>> START MATERIAL PROVIDED
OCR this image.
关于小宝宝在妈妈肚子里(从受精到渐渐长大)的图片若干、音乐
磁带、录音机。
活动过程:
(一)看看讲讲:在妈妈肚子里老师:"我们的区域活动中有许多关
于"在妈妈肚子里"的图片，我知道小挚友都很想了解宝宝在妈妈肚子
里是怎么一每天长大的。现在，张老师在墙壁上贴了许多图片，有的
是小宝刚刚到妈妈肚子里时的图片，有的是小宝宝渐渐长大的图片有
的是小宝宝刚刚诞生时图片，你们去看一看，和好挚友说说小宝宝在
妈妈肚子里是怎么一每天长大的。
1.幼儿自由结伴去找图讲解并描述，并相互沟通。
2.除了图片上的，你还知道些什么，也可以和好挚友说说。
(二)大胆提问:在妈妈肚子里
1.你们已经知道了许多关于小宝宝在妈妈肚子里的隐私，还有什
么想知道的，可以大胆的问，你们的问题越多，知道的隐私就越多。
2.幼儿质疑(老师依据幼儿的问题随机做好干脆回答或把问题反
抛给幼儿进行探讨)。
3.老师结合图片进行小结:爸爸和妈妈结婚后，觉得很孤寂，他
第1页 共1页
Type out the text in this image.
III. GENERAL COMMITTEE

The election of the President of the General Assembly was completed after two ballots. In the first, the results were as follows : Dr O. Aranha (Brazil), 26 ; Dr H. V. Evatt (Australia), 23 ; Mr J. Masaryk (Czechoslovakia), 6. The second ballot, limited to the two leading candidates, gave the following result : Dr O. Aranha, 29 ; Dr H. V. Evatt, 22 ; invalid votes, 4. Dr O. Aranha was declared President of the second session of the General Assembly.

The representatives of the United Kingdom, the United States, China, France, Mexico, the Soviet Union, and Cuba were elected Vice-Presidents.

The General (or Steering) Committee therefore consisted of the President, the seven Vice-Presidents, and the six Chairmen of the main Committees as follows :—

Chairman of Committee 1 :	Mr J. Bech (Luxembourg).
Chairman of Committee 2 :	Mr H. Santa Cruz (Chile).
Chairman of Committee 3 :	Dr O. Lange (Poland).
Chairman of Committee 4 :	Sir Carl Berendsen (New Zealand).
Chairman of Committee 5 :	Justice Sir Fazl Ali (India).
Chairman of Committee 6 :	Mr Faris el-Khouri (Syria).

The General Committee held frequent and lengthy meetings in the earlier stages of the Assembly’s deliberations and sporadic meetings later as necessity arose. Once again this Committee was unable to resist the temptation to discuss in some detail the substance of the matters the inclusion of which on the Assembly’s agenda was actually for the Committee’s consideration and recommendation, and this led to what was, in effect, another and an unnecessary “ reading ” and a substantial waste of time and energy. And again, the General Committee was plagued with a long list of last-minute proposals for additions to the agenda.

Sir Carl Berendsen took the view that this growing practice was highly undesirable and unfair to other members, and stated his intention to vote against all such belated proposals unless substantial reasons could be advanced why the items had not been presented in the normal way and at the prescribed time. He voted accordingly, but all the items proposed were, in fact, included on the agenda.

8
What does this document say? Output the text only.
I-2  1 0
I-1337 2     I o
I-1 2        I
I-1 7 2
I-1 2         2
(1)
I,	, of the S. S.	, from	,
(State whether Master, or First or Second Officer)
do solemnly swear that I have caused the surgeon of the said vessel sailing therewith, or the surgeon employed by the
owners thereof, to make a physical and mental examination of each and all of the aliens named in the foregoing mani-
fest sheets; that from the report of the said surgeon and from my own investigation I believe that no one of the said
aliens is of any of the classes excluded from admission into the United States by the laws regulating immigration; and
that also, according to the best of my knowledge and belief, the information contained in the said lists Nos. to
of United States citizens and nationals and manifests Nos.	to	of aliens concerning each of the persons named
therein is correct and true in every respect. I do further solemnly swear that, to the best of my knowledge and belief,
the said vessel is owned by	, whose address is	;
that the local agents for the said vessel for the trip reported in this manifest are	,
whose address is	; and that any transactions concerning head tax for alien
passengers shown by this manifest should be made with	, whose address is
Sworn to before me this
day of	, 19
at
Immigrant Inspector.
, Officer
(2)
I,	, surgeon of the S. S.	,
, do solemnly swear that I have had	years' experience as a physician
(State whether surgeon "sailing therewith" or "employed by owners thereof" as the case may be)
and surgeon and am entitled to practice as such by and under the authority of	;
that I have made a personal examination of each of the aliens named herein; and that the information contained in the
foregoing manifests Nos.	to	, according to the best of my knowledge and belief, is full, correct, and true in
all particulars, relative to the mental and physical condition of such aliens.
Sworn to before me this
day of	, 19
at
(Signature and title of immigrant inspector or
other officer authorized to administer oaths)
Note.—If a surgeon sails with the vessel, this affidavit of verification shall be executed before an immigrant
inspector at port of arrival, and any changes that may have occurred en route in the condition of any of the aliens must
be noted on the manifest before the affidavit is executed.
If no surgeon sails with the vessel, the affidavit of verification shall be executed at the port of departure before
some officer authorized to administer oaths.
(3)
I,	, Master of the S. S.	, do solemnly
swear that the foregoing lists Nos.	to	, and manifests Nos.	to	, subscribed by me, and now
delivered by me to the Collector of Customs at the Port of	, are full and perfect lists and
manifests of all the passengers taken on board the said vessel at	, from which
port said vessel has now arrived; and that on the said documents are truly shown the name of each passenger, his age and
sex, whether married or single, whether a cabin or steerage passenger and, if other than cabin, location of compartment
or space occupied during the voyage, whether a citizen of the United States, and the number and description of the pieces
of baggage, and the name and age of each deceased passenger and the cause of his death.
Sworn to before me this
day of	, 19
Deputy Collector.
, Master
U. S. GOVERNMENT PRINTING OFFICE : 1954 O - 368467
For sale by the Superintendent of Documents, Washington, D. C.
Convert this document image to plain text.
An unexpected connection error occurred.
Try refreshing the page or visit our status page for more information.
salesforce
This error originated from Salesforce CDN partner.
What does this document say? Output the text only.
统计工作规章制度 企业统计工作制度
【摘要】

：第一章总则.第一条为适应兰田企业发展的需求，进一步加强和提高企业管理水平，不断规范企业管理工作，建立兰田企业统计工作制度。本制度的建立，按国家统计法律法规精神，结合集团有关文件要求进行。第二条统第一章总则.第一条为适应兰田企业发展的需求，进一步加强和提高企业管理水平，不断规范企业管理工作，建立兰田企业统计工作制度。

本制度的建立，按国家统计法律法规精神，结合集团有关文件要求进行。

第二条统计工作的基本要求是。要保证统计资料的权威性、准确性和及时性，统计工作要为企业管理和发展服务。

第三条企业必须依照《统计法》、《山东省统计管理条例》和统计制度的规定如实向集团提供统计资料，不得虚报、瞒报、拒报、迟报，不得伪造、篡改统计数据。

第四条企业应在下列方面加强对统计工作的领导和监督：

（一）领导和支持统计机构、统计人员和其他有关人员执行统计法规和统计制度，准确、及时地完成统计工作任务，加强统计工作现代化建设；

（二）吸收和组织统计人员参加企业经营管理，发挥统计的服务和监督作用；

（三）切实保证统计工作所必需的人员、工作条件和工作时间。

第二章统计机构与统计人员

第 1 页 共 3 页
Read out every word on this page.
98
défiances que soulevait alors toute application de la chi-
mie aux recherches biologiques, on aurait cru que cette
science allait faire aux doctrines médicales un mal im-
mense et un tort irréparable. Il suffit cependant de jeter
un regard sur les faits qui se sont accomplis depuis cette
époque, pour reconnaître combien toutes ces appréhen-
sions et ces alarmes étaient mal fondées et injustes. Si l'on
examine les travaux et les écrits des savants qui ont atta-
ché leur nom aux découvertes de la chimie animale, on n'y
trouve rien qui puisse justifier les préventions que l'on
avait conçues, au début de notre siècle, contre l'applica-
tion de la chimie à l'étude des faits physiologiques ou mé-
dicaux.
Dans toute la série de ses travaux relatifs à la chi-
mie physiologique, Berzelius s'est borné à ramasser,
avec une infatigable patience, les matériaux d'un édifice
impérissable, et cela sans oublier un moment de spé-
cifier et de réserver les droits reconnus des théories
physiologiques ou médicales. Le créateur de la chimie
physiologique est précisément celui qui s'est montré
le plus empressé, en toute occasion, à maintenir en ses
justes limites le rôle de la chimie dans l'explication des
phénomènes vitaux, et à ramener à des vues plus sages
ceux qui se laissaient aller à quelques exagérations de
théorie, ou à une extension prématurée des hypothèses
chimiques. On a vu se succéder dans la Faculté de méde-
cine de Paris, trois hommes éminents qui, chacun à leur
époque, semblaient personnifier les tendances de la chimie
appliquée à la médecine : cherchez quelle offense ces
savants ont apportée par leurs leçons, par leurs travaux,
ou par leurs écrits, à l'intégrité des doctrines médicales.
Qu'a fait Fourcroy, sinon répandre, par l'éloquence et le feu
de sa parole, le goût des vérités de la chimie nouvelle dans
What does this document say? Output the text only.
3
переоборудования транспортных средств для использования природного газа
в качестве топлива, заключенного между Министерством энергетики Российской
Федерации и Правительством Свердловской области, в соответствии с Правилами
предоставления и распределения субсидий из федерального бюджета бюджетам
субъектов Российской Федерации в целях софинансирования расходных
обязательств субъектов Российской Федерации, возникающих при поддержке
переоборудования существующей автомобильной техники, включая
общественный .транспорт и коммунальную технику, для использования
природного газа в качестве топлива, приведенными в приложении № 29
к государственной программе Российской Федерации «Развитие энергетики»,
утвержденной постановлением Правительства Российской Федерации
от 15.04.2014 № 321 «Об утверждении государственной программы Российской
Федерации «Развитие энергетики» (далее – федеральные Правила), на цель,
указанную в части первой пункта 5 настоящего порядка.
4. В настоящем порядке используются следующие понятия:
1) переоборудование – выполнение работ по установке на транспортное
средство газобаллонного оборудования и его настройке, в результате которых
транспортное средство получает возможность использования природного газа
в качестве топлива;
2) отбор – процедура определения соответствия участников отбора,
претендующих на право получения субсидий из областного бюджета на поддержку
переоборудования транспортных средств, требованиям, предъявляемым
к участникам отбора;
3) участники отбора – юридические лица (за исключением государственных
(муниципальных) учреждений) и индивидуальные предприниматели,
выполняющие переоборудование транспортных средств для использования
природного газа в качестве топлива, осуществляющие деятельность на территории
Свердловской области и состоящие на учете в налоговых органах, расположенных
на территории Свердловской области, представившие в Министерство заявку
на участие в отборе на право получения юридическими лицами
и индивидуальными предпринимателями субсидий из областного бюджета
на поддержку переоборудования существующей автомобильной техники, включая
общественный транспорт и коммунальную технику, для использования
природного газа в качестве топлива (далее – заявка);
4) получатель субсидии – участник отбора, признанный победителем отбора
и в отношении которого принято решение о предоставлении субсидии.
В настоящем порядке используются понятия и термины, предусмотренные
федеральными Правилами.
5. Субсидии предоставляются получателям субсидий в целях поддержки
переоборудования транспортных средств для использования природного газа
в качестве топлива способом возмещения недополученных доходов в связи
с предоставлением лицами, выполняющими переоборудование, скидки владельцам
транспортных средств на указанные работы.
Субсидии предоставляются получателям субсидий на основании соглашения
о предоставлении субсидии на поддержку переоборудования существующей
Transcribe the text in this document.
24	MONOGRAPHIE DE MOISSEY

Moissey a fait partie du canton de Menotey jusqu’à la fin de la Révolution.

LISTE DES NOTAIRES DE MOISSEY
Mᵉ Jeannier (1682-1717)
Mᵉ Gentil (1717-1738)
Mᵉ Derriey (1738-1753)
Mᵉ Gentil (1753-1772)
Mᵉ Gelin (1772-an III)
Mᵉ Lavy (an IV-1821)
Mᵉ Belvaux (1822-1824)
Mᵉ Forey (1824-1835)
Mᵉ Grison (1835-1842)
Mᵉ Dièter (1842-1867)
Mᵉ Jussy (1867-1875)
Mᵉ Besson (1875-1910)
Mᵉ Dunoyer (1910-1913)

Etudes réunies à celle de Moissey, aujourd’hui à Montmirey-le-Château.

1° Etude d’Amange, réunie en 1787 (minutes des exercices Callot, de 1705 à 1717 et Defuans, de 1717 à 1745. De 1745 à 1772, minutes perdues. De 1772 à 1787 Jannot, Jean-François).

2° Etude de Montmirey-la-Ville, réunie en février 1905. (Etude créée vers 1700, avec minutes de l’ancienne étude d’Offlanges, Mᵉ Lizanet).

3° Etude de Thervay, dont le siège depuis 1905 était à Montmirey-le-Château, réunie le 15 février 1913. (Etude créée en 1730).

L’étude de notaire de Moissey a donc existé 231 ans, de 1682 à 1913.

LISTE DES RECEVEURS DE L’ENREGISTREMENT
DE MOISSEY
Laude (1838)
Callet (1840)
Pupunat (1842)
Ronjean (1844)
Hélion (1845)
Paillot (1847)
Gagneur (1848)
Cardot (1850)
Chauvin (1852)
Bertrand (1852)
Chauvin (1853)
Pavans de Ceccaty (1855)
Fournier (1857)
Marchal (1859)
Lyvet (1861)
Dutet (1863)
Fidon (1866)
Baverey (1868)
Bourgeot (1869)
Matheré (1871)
>> END MATERIAL PROVIDED
• **PROBLEM TO WORK ON**
Filter the records down to the lines that contain the string "поддержку", and copy those lines.

• **RESPONSE**
претендующих на право получения субсидий из областного бюджета на поддержку
на поддержку переоборудования существующей автомобильной техники, включая
о предоставлении субсидии на поддержку переоборудования существующей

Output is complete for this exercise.